:: Data entries ::

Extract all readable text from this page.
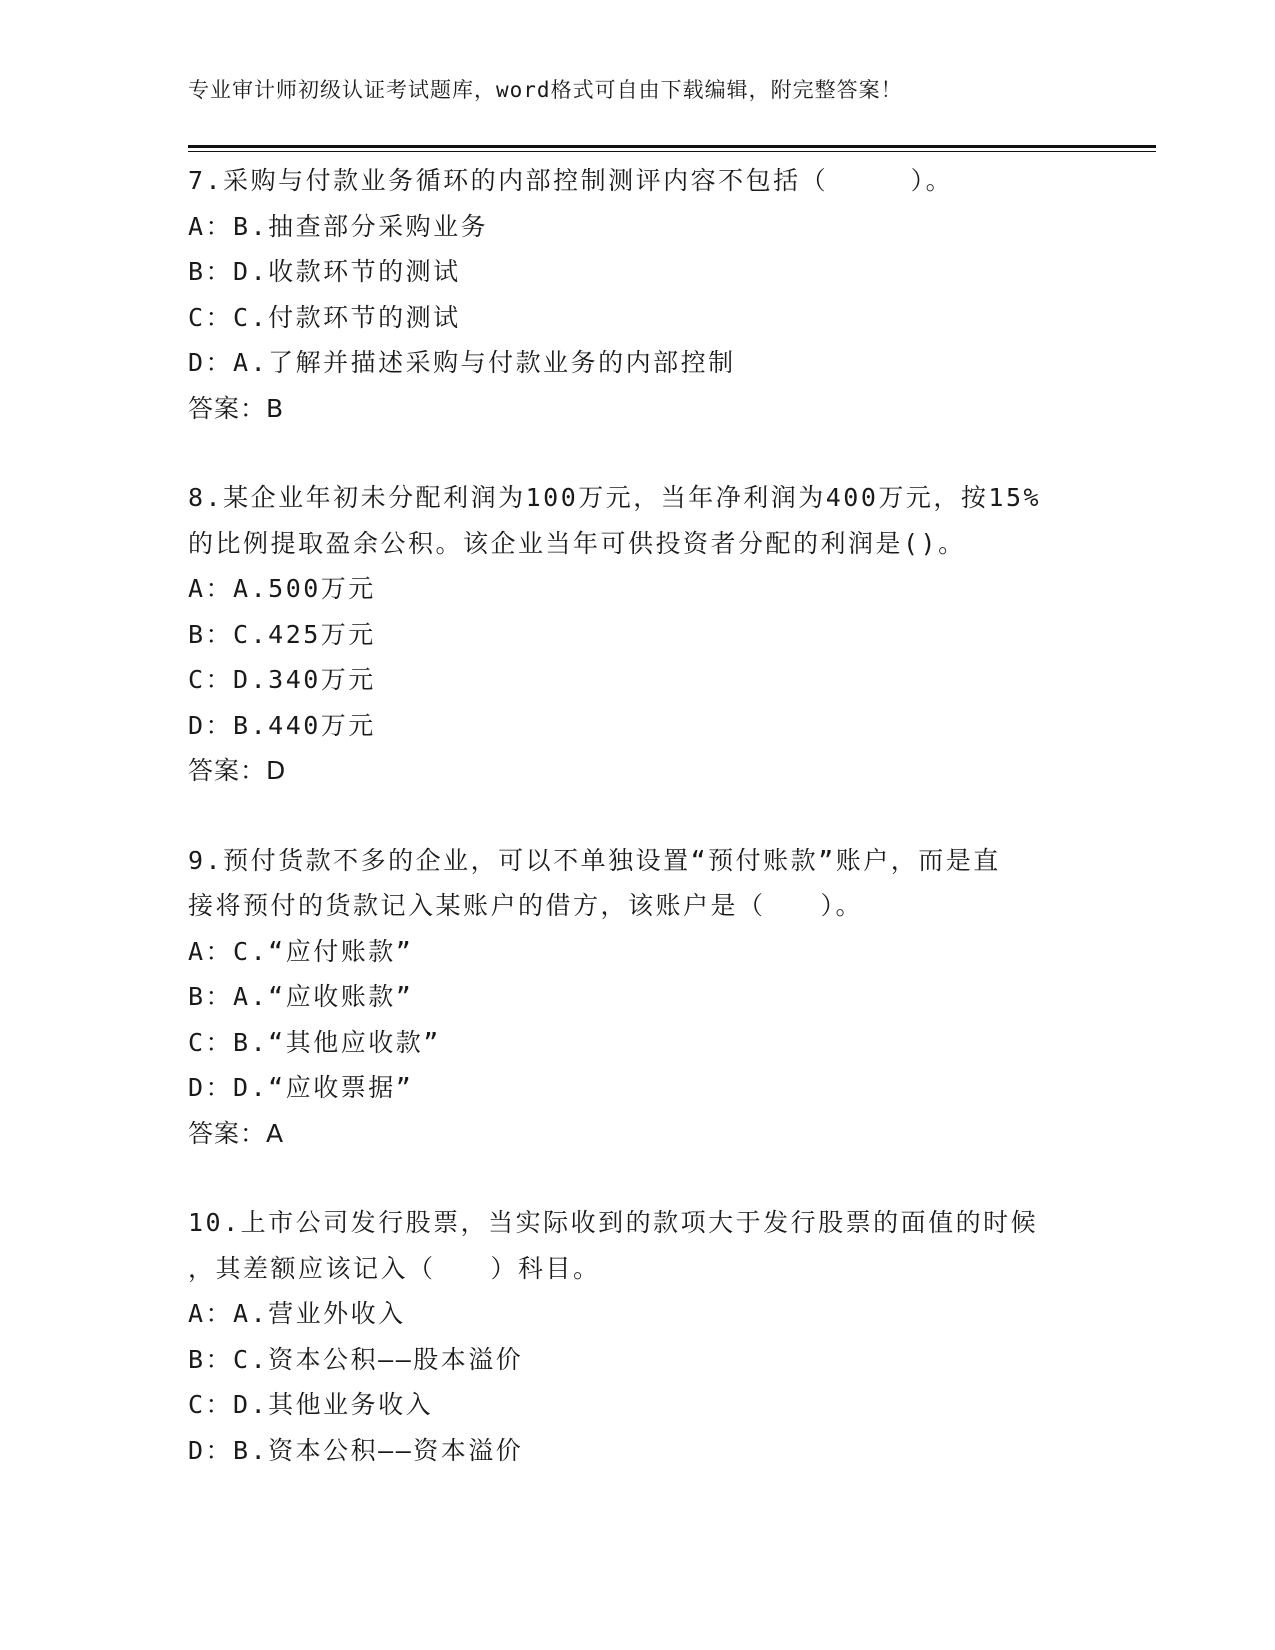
专业审计师初级认证考试题库，word格式可自由下载编辑，附完整答案！
7.采购与付款业务循环的内部控制测评内容不包括（　　　）。
A：B.抽查部分采购业务
B：D.收款环节的测试
C：C.付款环节的测试
D：A.了解并描述采购与付款业务的内部控制
答案：B
8.某企业年初未分配利润为100万元，当年净利润为400万元，按15%
的比例提取盈余公积。该企业当年可供投资者分配的利润是()。
A：A.500万元
B：C.425万元
C：D.340万元
D：B.440万元
答案：D
9.预付货款不多的企业，可以不单独设置“预付账款”账户，而是直
接将预付的货款记入某账户的借方，该账户是（　　）。
A：C.“应付账款”
B：A.“应收账款”
C：B.“其他应收款”
D：D.“应收票据”
答案：A
10.上市公司发行股票，当实际收到的款项大于发行股票的面值的时候
，其差额应该记入（　　）科目。
A：A.营业外收入
B：C.资本公积——股本溢价
C：D.其他业务收入
D：B.资本公积——资本溢价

:::

Written problem: Reproduce the entries exactly. Do not carry over any picture.

Result for this task:
Extract all readable text from this page.
专业审计师初级认证考试题库，word格式可自由下载编辑，附完整答案！
7.采购与付款业务循环的内部控制测评内容不包括（　　　）。
A：B.抽查部分采购业务
B：D.收款环节的测试
C：C.付款环节的测试
D：A.了解并描述采购与付款业务的内部控制
答案：B
8.某企业年初未分配利润为100万元，当年净利润为400万元，按15%
的比例提取盈余公积。该企业当年可供投资者分配的利润是()。
A：A.500万元
B：C.425万元
C：D.340万元
D：B.440万元
答案：D
9.预付货款不多的企业，可以不单独设置“预付账款”账户，而是直
接将预付的货款记入某账户的借方，该账户是（　　）。
A：C.“应付账款”
B：A.“应收账款”
C：B.“其他应收款”
D：D.“应收票据”
答案：A
10.上市公司发行股票，当实际收到的款项大于发行股票的面值的时候
，其差额应该记入（　　）科目。
A：A.营业外收入
B：C.资本公积——股本溢价
C：D.其他业务收入
D：B.资本公积——资本溢价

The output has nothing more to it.